*Kutipan Teks*:
++++++++++++++++++++

Ketujuh, pengaturan rumah tangga digariskan dengan firman
Allah dalam QS 66:6 yang artinya: Hai orang-orang yang beriman, jagalah
dirimu dan keluargamu dari api neraka yang bahan bakarnya adalah manusia dan
batu (QS 66:6).
Kedelapan, dalam mengatur individu, orientasinya adalah menjaga
kebersihan jiwa dengan keimanan kepada Allah Swt, sebagaimana difirmankan dalam
QS 87:14 yang artinya: Sesungguhnya beruntunglah orang yang membersihkan
diri (QS 87:14).
Kesembilan, upaya mengayomi kehidupan masyarakat dan bangsa
ditegaskan oleh Allah Swt dalam firman-Nya QS 28:7 yang artinya: Dan carilah
pada apa yang telah dianugerahkan Allah kepadamu (kebahagiaan) negeri akhirat,
dan janganlah kamu melupakan bahagianmu dari (kenikmatan) dunia dan berbuat
baiklah (kepada orang lain) sebagaimana Allah telah berbuat baik kepadamu, dan
janganlah kamu berbuat kerusakan di (muka) bumi, sesungguhnya Allah tidak suka
kepada orang yang berbuat kerusakan (QS 28:77).

++++++++++++++++++++

*Bahan*:

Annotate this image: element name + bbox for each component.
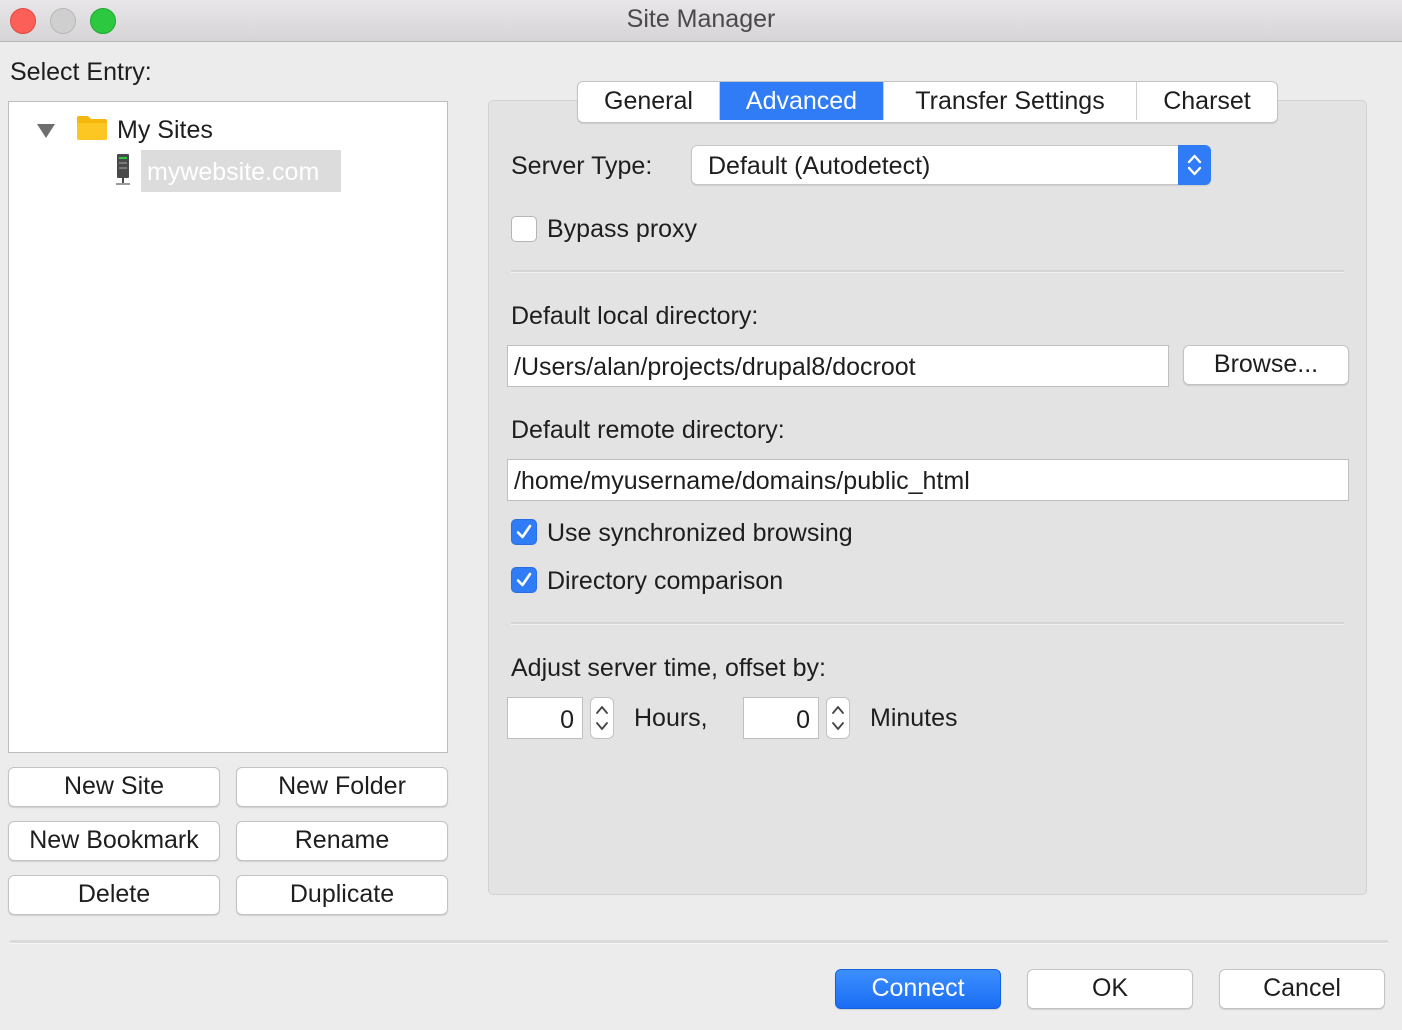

++++++++++++++++++++

*Latihan Singkat 1*: Tuliskan ulang kutipan tentang firman Allah, semuanya mulai dari "Kedelapan, dalam mengatur" terus sampai "diri (QS 87:14).".
*Latihan Singkat 2*: Dalam kutipan tentang firman Allah, poin-poinnya diberi urutan seperti "Ketujuh". Sebutkan setiap urutan itu beserta hal yang diatur atau dibahas di dalamnya.
*Latihan Singkat 3*: Teruskan kutipan tentang firman Allah mulai dari kalimat sesudah kalimat terakhirnya.
Bahan ini diambil dari sumber yang berbeda dengan kutipan tentang firman Allah.

*Hasil Latihan 1*:
Kedelapan, dalam mengatur individu, orientasinya adalah menjaga
kebersihan jiwa dengan keimanan kepada Allah Swt, sebagaimana difirmankan dalam
QS 87:14 yang artinya: Sesungguhnya beruntunglah orang yang membersihkan
diri (QS 87:14).

*Hasil Latihan 2*:
- Ketujuh: pengaturan rumah tangga
- Kedelapan: mengatur individu
- Kesembilan: upaya mengayomi kehidupan masyarakat dan bangsa

*Hasil Latihan 3*:
Dari penjelasan
umum di atas, kita bisa simpulkan bahwa sekurang-kurangnya, ada tiga keuntungan
yang akan diperoleh manusia bila hidup di bawah panji Al-Qur’an, yakni
terbimbing, mampu mengatasi persoalan dan bersih dari noda dan dosa. Dengan
kata lain, manakala kehidupan ini telah kita jalani di bawah panji Al-Qur’an,
akan terwujud kehidupan yang hasanah di dunia dan hasanah di
akhirat.
TATHA ROYATIL QUR’AN (2)
Setelah menyadari
betapa masyarakat kita yang mengaku muslim belum mewujudkan kehidupan ini
sebagaimana yang digariskan oleh Al-Qur’an maka jalan yang harus kita tempuh
adalah berjuang secara sungguh-sungguh dengan kerjasama yang baik untuk
mengembalikan umat kepada Islam dan agar kita kembali hidup di bawah
panji-panji Al-Qur’an.
SENJATA IKHWAN.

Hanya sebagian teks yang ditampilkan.